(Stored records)

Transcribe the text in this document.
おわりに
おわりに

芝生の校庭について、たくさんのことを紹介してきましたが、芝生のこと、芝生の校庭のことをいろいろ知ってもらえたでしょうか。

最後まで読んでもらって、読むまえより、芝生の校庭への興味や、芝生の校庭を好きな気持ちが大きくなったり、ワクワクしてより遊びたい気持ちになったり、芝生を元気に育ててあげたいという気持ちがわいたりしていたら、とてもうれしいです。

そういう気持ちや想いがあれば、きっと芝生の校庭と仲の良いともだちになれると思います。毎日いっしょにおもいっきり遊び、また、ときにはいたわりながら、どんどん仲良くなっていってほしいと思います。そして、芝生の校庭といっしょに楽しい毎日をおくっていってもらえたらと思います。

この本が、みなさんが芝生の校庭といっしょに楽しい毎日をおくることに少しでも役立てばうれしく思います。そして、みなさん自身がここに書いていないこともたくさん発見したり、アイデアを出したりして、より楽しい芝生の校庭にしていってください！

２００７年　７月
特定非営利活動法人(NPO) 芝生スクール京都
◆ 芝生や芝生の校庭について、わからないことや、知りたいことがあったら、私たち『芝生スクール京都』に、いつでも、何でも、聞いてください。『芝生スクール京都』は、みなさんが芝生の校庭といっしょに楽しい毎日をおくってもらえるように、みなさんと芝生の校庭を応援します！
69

▶ [TASK TO COMPLETE]: Gather up every line in the data above that contains the word "芝生スクール京都", copying each one.

▶ [RIGHT ANSWER]:
特定非営利活動法人(NPO) 芝生スクール京都
◆ 芝生や芝生の校庭について、わからないことや、知りたいことがあったら、私たち『芝生スクール京都』に、いつでも、何でも、聞いてください。『芝生スクール京都』は、みなさんが芝生の校庭といっしょに楽しい毎日をおくってもらえるように、みなさんと芝生の校庭を応援します！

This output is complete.